- **Dettagli del problema**
Puoi estrarre dal brano, parola per parola, il passaggio che comincia con le parole "Finisci il tuo" e si ferma dopo "thé, ormai vuota."?

- **Brano estratto**
####

Finisci il tuo thé e ti prepari per la recita quotidiana, quella che fai con i i tuoi colleghi, con le tue coinquiline, con chi fa parte della tua vita e soprattutto con te stessa. Cosi' almeno per qualche ora, you go blind. Meglio cosi', pensi e lavi la tazza del thé, ormai vuota.

Garganta

Le parole sono bloccate, sono nella mia gola. Mi bloccano, non riesco a parlare, non riesco a liberarmi. Le sento, li', conficcate di traverso. Sono parole cariche di sentimento, ma iniziano a colorarsi di rancore. Vorrei scrivere di più, vorrei esprimermi di più, ma non riesco. Sono li', ne sento il gusto amaro, il retrogusto ancora più amaro. Cosa vorrei dire? cosa vogliono dire? dicono scappa, dicono salvati, dicono dimentica, dicono lo sapevi, dicono la colpa é tua, dicono fai la valigia e sparisci, dicono non ti nascondere, dicono non rispondere, dicono calmati e rifletti, dicono non pensare. Dicono tante cose, ma tu le senti li', bloccate e non riesci a farle uscire. Temi che resteranno li', che marciranno li', che non usciranno. E la cosa più triste é che nessuno le vede, né le sente. Sei solo tu che le vedi, sei solo tu che ne senti il peso. E non é poco.

domenica 5 febbraio 2012

Interminatamente

Oggi ti senti proprio come quella canzone, quella che parla di una ragazza che gira fra i tavoli, che fa i miracoli con gli aeroplani dei vassoi. E' una sensazione che ti sei portata dietro per tutto il weekend, con un punto interrogativo grande sulla testa. Tu sai come hai vissuto questi ultimi sei mesi, ma ci sono degli aspetti della tua vita che non controlli, che non gestisci. Ti chiedi cosa siano stati questi ultimi sei mesi, sei mesi a giocare alla sonnambula di Pimlico, sei mesi di rimbalzi del tuo cuore, che sale in alto per poi sfracellarsi per terra, sei mesi di sentimenti ed emozioni che ora cercano una definizione, una casa. E tristemente non la trovano, non a causa tua, ma perché nelle relazioni umane si é sempre in due, non si é mai soli.  
Quando hai visto la neve hai pensato che fosse un segno. E' sempre stato cosi' nella tua vita, la neve ha spazzato via situazioni difficili, ne ha chiarite altre. Questa volta non ha fatto niente del genere, ha solo creato quella sensazione sgradevole di cadere, di farsi male, di non poter scegliere. Hai quasi sentito il male della caduta, l'hai sentito sulla pelle, nei tuoi muscoli, sulle tue ossa. Eppure hai camminato lo stesso, sei andata come al solito avanti, pensando forse dovresti mancare, essere assente. Forse bisogna perdere qualcosa per rendersi conto di averla. Anche se dopo non resta altro che i rimpianti. E tu non vuoi questo, non lo vuoi interminatamente.

####

- **Dati forniti**
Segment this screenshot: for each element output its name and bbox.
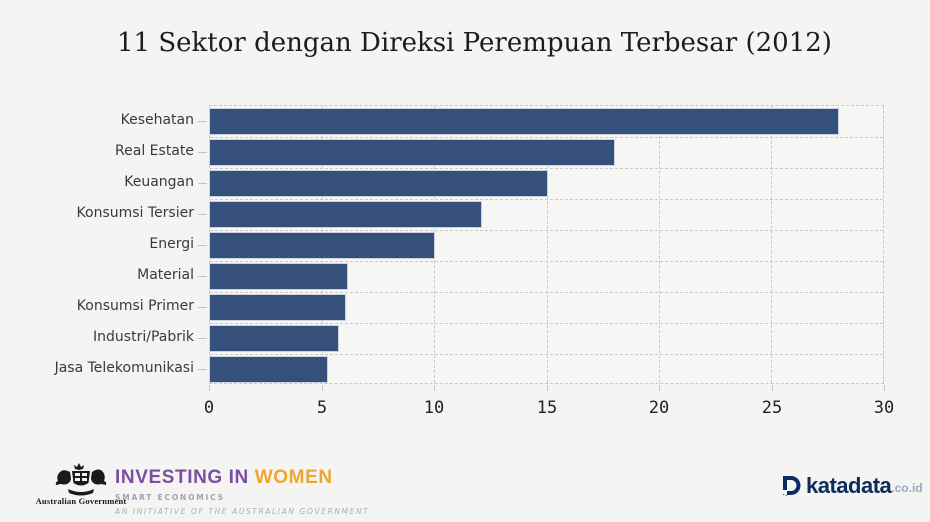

####

- **Soluzione esercizio**
Finisci il tuo thé e ti prepari per la recita quotidiana, quella che fai con i i tuoi colleghi, con le tue coinquiline, con chi fa parte della tua vita e soprattutto con te stessa. Cosi' almeno per qualche ora, you go blind. Meglio cosi', pensi e lavi la tazza del thé, ormai vuota.